>> start Data section

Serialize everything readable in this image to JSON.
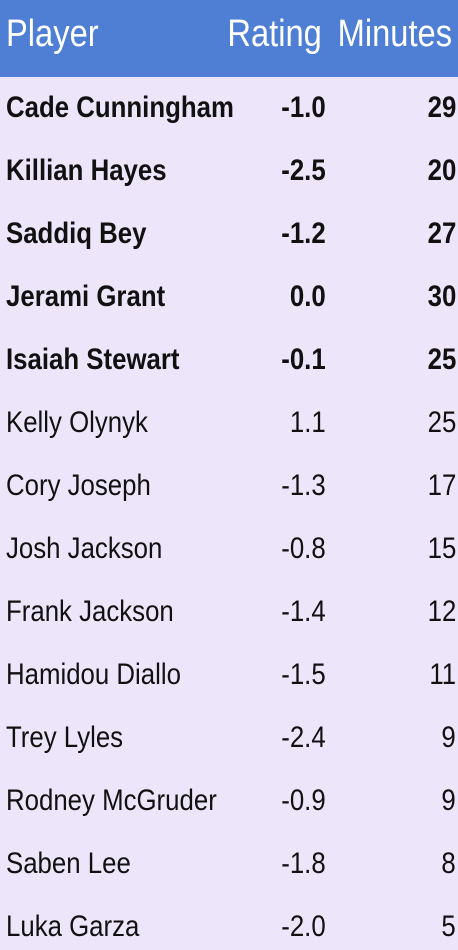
{
  "chart_data": {
    "type": "table",
    "columns": [
      "Player",
      "Rating",
      "Minutes"
    ],
    "rows": [
      {
        "player": "Cade Cunningham",
        "rating": "-1.0",
        "minutes": "29",
        "starter": true
      },
      {
        "player": "Killian Hayes",
        "rating": "-2.5",
        "minutes": "20",
        "starter": true
      },
      {
        "player": "Saddiq Bey",
        "rating": "-1.2",
        "minutes": "27",
        "starter": true
      },
      {
        "player": "Jerami Grant",
        "rating": "0.0",
        "minutes": "30",
        "starter": true
      },
      {
        "player": "Isaiah Stewart",
        "rating": "-0.1",
        "minutes": "25",
        "starter": true
      },
      {
        "player": "Kelly Olynyk",
        "rating": "1.1",
        "minutes": "25",
        "starter": false
      },
      {
        "player": "Cory Joseph",
        "rating": "-1.3",
        "minutes": "17",
        "starter": false
      },
      {
        "player": "Josh Jackson",
        "rating": "-0.8",
        "minutes": "15",
        "starter": false
      },
      {
        "player": "Frank Jackson",
        "rating": "-1.4",
        "minutes": "12",
        "starter": false
      },
      {
        "player": "Hamidou Diallo",
        "rating": "-1.5",
        "minutes": "11",
        "starter": false
      },
      {
        "player": "Trey Lyles",
        "rating": "-2.4",
        "minutes": "9",
        "starter": false
      },
      {
        "player": "Rodney McGruder",
        "rating": "-0.9",
        "minutes": "9",
        "starter": false
      },
      {
        "player": "Saben Lee",
        "rating": "-1.8",
        "minutes": "8",
        "starter": false
      },
      {
        "player": "Luka Garza",
        "rating": "-2.0",
        "minutes": "5",
        "starter": false
      }
    ]
  },
  "colors": {
    "header_background": "#4e7fd4",
    "header_text": "#ffffff",
    "body_background": "#ede6fa",
    "body_text": "#111111"
  }
}
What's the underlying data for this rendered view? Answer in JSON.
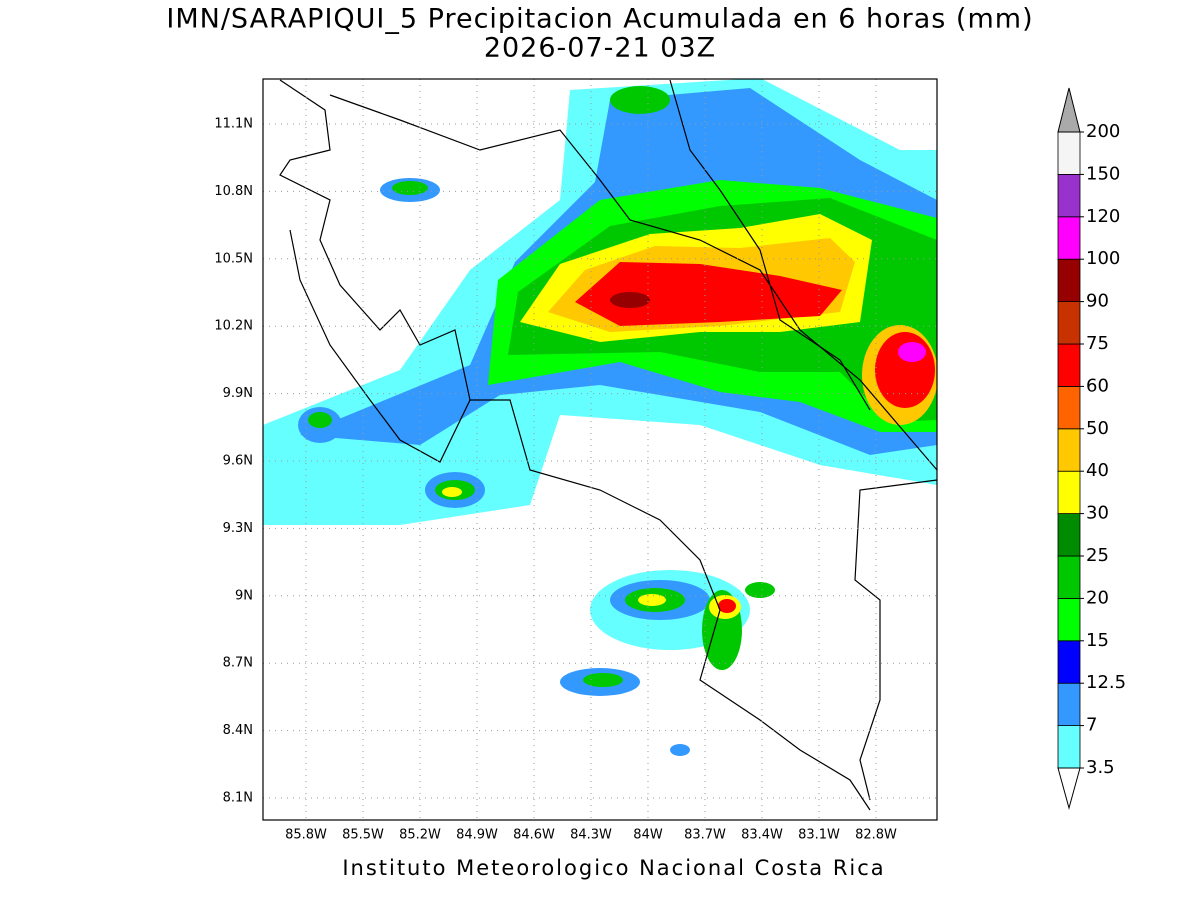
{
  "title": "IMN/SARAPIQUI_5 Precipitacion Acumulada en 6 horas (mm)",
  "subtitle": "2026-07-21 03Z",
  "map": {
    "lon_labels": [
      "85.8W",
      "85.5W",
      "85.2W",
      "84.9W",
      "84.6W",
      "84.3W",
      "84W",
      "83.7W",
      "83.4W",
      "83.1W",
      "82.8W"
    ],
    "lat_labels": [
      "11.1N",
      "10.8N",
      "10.5N",
      "10.2N",
      "9.9N",
      "9.6N",
      "9.3N",
      "9N",
      "8.7N",
      "8.4N",
      "8.1N"
    ]
  },
  "colorbar": {
    "levels": [
      3.5,
      7,
      12.5,
      15,
      20,
      25,
      30,
      40,
      50,
      60,
      75,
      90,
      100,
      120,
      150,
      200
    ],
    "colors": [
      "#66ffff",
      "#3399ff",
      "#0000ff",
      "#00ff00",
      "#00c800",
      "#008c00",
      "#ffff00",
      "#ffc800",
      "#ff6400",
      "#ff0000",
      "#c83200",
      "#960000",
      "#ff00ff",
      "#9932cc",
      "#f5f5f5"
    ],
    "under_color": "#ffffff",
    "over_color": "#aaaaaa"
  },
  "footer": "Instituto Meteorologico Nacional Costa Rica"
}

>> end Data section

Problem description: Go through the listing above and write it all out exactly, leaving out any picture.

Response to this task:
Serialize everything readable in this image to JSON.
{
  "chart_data": {
    "type": "table",
    "columns": [
      "Player",
      "Rating",
      "Minutes"
    ],
    "rows": [
      {
        "player": "Cade Cunningham",
        "rating": "-1.0",
        "minutes": "29",
        "starter": true
      },
      {
        "player": "Killian Hayes",
        "rating": "-2.5",
        "minutes": "20",
        "starter": true
      },
      {
        "player": "Saddiq Bey",
        "rating": "-1.2",
        "minutes": "27",
        "starter": true
      },
      {
        "player": "Jerami Grant",
        "rating": "0.0",
        "minutes": "30",
        "starter": true
      },
      {
        "player": "Isaiah Stewart",
        "rating": "-0.1",
        "minutes": "25",
        "starter": true
      },
      {
        "player": "Kelly Olynyk",
        "rating": "1.1",
        "minutes": "25",
        "starter": false
      },
      {
        "player": "Cory Joseph",
        "rating": "-1.3",
        "minutes": "17",
        "starter": false
      },
      {
        "player": "Josh Jackson",
        "rating": "-0.8",
        "minutes": "15",
        "starter": false
      },
      {
        "player": "Frank Jackson",
        "rating": "-1.4",
        "minutes": "12",
        "starter": false
      },
      {
        "player": "Hamidou Diallo",
        "rating": "-1.5",
        "minutes": "11",
        "starter": false
      },
      {
        "player": "Trey Lyles",
        "rating": "-2.4",
        "minutes": "9",
        "starter": false
      },
      {
        "player": "Rodney McGruder",
        "rating": "-0.9",
        "minutes": "9",
        "starter": false
      },
      {
        "player": "Saben Lee",
        "rating": "-1.8",
        "minutes": "8",
        "starter": false
      },
      {
        "player": "Luka Garza",
        "rating": "-2.0",
        "minutes": "5",
        "starter": false
      }
    ]
  },
  "colors": {
    "header_background": "#4e7fd4",
    "header_text": "#ffffff",
    "body_background": "#ede6fa",
    "body_text": "#111111"
  }
}
What's the underlying data for this rendered view? Answer in JSON.
{
  "title": "IMN/SARAPIQUI_5 Precipitacion Acumulada en 6 horas (mm)",
  "subtitle": "2026-07-21 03Z",
  "map": {
    "lon_labels": [
      "85.8W",
      "85.5W",
      "85.2W",
      "84.9W",
      "84.6W",
      "84.3W",
      "84W",
      "83.7W",
      "83.4W",
      "83.1W",
      "82.8W"
    ],
    "lat_labels": [
      "11.1N",
      "10.8N",
      "10.5N",
      "10.2N",
      "9.9N",
      "9.6N",
      "9.3N",
      "9N",
      "8.7N",
      "8.4N",
      "8.1N"
    ]
  },
  "colorbar": {
    "levels": [
      3.5,
      7,
      12.5,
      15,
      20,
      25,
      30,
      40,
      50,
      60,
      75,
      90,
      100,
      120,
      150,
      200
    ],
    "colors": [
      "#66ffff",
      "#3399ff",
      "#0000ff",
      "#00ff00",
      "#00c800",
      "#008c00",
      "#ffff00",
      "#ffc800",
      "#ff6400",
      "#ff0000",
      "#c83200",
      "#960000",
      "#ff00ff",
      "#9932cc",
      "#f5f5f5"
    ],
    "under_color": "#ffffff",
    "over_color": "#aaaaaa"
  },
  "footer": "Instituto Meteorologico Nacional Costa Rica"
}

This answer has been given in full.